Dataset excerpt ::
══════
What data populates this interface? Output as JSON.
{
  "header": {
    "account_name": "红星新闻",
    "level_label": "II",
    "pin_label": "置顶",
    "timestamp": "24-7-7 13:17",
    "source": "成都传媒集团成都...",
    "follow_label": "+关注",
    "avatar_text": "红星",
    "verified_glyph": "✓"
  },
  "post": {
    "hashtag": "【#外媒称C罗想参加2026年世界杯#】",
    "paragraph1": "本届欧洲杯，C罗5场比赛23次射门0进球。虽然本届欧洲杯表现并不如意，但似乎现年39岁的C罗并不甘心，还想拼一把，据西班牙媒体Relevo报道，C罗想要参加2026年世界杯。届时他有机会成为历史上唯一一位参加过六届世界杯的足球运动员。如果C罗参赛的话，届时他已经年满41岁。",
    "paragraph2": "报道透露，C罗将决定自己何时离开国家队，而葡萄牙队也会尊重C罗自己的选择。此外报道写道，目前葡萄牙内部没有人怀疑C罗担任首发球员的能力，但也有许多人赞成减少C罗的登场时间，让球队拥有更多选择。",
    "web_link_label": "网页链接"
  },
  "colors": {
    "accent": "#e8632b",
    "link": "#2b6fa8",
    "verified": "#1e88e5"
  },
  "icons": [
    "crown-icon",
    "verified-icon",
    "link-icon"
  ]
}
══════
Problem details :: Quote the entire listing above exactly.

Answer to this exercise ::
What data populates this interface? Output as JSON.
{
  "header": {
    "account_name": "红星新闻",
    "level_label": "II",
    "pin_label": "置顶",
    "timestamp": "24-7-7 13:17",
    "source": "成都传媒集团成都...",
    "follow_label": "+关注",
    "avatar_text": "红星",
    "verified_glyph": "✓"
  },
  "post": {
    "hashtag": "【#外媒称C罗想参加2026年世界杯#】",
    "paragraph1": "本届欧洲杯，C罗5场比赛23次射门0进球。虽然本届欧洲杯表现并不如意，但似乎现年39岁的C罗并不甘心，还想拼一把，据西班牙媒体Relevo报道，C罗想要参加2026年世界杯。届时他有机会成为历史上唯一一位参加过六届世界杯的足球运动员。如果C罗参赛的话，届时他已经年满41岁。",
    "paragraph2": "报道透露，C罗将决定自己何时离开国家队，而葡萄牙队也会尊重C罗自己的选择。此外报道写道，目前葡萄牙内部没有人怀疑C罗担任首发球员的能力，但也有许多人赞成减少C罗的登场时间，让球队拥有更多选择。",
    "web_link_label": "网页链接"
  },
  "colors": {
    "accent": "#e8632b",
    "link": "#2b6fa8",
    "verified": "#1e88e5"
  },
  "icons": [
    "crown-icon",
    "verified-icon",
    "link-icon"
  ]
}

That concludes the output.